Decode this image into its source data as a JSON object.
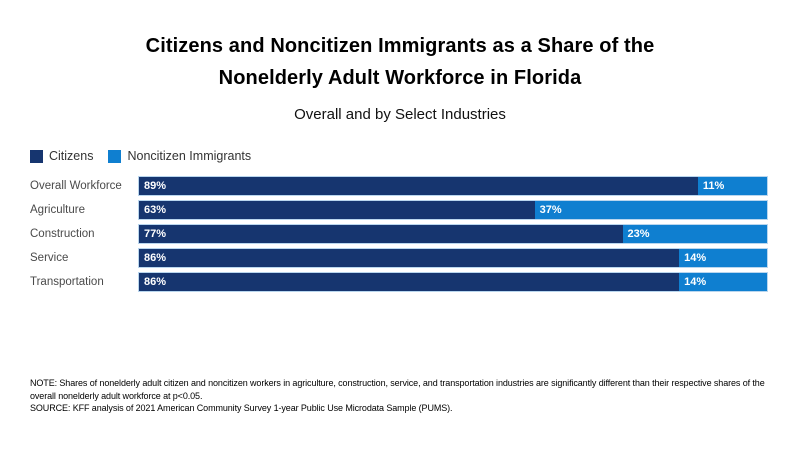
{
  "header": {
    "title_line1": "Citizens and Noncitizen Immigrants as a Share of the",
    "title_line2": "Nonelderly Adult Workforce in Florida",
    "subtitle": "Overall and by Select Industries"
  },
  "legend": [
    {
      "label": "Citizens",
      "color": "#16356F"
    },
    {
      "label": "Noncitizen Immigrants",
      "color": "#0F7FD0"
    }
  ],
  "chart_data": {
    "type": "bar",
    "orientation": "horizontal",
    "stacked": true,
    "grid": false,
    "legend_position": "top-left",
    "categories": [
      "Overall Workforce",
      "Agriculture",
      "Construction",
      "Service",
      "Transportation"
    ],
    "series": [
      {
        "name": "Citizens",
        "color": "#16356F",
        "values": [
          89,
          63,
          77,
          86,
          86
        ]
      },
      {
        "name": "Noncitizen Immigrants",
        "color": "#0F7FD0",
        "values": [
          11,
          37,
          23,
          14,
          14
        ]
      }
    ],
    "value_suffix": "%",
    "xlim": [
      0,
      100
    ],
    "title": "Citizens and Noncitizen Immigrants as a Share of the Nonelderly Adult Workforce in Florida",
    "subtitle": "Overall and by Select Industries",
    "xlabel": "",
    "ylabel": ""
  },
  "notes": {
    "note": "NOTE: Shares of nonelderly adult citizen and noncitizen workers in agriculture, construction, service, and transportation industries are significantly different than their respective shares of the overall nonelderly adult workforce at p<0.05.",
    "source": "SOURCE: KFF analysis of 2021 American Community Survey 1-year Public Use Microdata Sample (PUMS)."
  }
}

#### [GIVEN TASK]
Skip the pictures and print each record exactly as it stands.

#### [EXERCISE RESULT]
Decode this image into its source data as a JSON object.
{
  "header": {
    "title_line1": "Citizens and Noncitizen Immigrants as a Share of the",
    "title_line2": "Nonelderly Adult Workforce in Florida",
    "subtitle": "Overall and by Select Industries"
  },
  "legend": [
    {
      "label": "Citizens",
      "color": "#16356F"
    },
    {
      "label": "Noncitizen Immigrants",
      "color": "#0F7FD0"
    }
  ],
  "chart_data": {
    "type": "bar",
    "orientation": "horizontal",
    "stacked": true,
    "grid": false,
    "legend_position": "top-left",
    "categories": [
      "Overall Workforce",
      "Agriculture",
      "Construction",
      "Service",
      "Transportation"
    ],
    "series": [
      {
        "name": "Citizens",
        "color": "#16356F",
        "values": [
          89,
          63,
          77,
          86,
          86
        ]
      },
      {
        "name": "Noncitizen Immigrants",
        "color": "#0F7FD0",
        "values": [
          11,
          37,
          23,
          14,
          14
        ]
      }
    ],
    "value_suffix": "%",
    "xlim": [
      0,
      100
    ],
    "title": "Citizens and Noncitizen Immigrants as a Share of the Nonelderly Adult Workforce in Florida",
    "subtitle": "Overall and by Select Industries",
    "xlabel": "",
    "ylabel": ""
  },
  "notes": {
    "note": "NOTE: Shares of nonelderly adult citizen and noncitizen workers in agriculture, construction, service, and transportation industries are significantly different than their respective shares of the overall nonelderly adult workforce at p<0.05.",
    "source": "SOURCE: KFF analysis of 2021 American Community Survey 1-year Public Use Microdata Sample (PUMS)."
  }
}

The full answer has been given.